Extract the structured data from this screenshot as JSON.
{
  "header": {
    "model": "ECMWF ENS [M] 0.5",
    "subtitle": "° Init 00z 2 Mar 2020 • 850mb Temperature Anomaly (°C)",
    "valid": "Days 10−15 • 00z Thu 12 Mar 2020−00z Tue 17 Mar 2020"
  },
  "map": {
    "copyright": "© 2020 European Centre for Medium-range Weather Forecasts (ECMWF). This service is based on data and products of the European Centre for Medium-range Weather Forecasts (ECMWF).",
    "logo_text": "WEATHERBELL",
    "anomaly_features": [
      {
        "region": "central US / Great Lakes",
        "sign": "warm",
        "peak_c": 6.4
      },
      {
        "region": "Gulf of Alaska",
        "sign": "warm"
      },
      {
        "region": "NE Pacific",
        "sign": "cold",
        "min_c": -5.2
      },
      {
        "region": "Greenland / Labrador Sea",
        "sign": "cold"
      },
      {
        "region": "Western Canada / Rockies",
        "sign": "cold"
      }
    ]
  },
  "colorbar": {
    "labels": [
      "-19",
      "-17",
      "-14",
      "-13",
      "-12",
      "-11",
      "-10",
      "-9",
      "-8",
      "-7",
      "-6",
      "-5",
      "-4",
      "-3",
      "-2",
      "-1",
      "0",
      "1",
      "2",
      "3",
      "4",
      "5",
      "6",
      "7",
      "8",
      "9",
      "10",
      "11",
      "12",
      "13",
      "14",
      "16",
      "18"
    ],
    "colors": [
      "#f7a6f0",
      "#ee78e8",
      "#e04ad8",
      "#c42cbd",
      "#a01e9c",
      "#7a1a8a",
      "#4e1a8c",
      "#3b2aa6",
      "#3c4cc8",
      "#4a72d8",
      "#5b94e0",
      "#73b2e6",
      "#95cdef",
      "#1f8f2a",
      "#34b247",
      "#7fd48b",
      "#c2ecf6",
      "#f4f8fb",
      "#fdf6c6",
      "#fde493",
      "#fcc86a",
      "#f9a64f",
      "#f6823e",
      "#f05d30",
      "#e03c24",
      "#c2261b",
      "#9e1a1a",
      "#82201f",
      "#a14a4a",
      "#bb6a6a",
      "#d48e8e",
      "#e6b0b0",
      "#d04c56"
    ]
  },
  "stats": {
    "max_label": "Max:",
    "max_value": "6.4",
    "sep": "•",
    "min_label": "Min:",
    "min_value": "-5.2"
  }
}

━━━━━━━━━━

**GOAL**
All of the entries above need to be reproduced exactly.

**EXERCISE RESPONSE**
Extract the structured data from this screenshot as JSON.
{
  "header": {
    "model": "ECMWF ENS [M] 0.5",
    "subtitle": "° Init 00z 2 Mar 2020 • 850mb Temperature Anomaly (°C)",
    "valid": "Days 10−15 • 00z Thu 12 Mar 2020−00z Tue 17 Mar 2020"
  },
  "map": {
    "copyright": "© 2020 European Centre for Medium-range Weather Forecasts (ECMWF). This service is based on data and products of the European Centre for Medium-range Weather Forecasts (ECMWF).",
    "logo_text": "WEATHERBELL",
    "anomaly_features": [
      {
        "region": "central US / Great Lakes",
        "sign": "warm",
        "peak_c": 6.4
      },
      {
        "region": "Gulf of Alaska",
        "sign": "warm"
      },
      {
        "region": "NE Pacific",
        "sign": "cold",
        "min_c": -5.2
      },
      {
        "region": "Greenland / Labrador Sea",
        "sign": "cold"
      },
      {
        "region": "Western Canada / Rockies",
        "sign": "cold"
      }
    ]
  },
  "colorbar": {
    "labels": [
      "-19",
      "-17",
      "-14",
      "-13",
      "-12",
      "-11",
      "-10",
      "-9",
      "-8",
      "-7",
      "-6",
      "-5",
      "-4",
      "-3",
      "-2",
      "-1",
      "0",
      "1",
      "2",
      "3",
      "4",
      "5",
      "6",
      "7",
      "8",
      "9",
      "10",
      "11",
      "12",
      "13",
      "14",
      "16",
      "18"
    ],
    "colors": [
      "#f7a6f0",
      "#ee78e8",
      "#e04ad8",
      "#c42cbd",
      "#a01e9c",
      "#7a1a8a",
      "#4e1a8c",
      "#3b2aa6",
      "#3c4cc8",
      "#4a72d8",
      "#5b94e0",
      "#73b2e6",
      "#95cdef",
      "#1f8f2a",
      "#34b247",
      "#7fd48b",
      "#c2ecf6",
      "#f4f8fb",
      "#fdf6c6",
      "#fde493",
      "#fcc86a",
      "#f9a64f",
      "#f6823e",
      "#f05d30",
      "#e03c24",
      "#c2261b",
      "#9e1a1a",
      "#82201f",
      "#a14a4a",
      "#bb6a6a",
      "#d48e8e",
      "#e6b0b0",
      "#d04c56"
    ]
  },
  "stats": {
    "max_label": "Max:",
    "max_value": "6.4",
    "sep": "•",
    "min_label": "Min:",
    "min_value": "-5.2"
  }
}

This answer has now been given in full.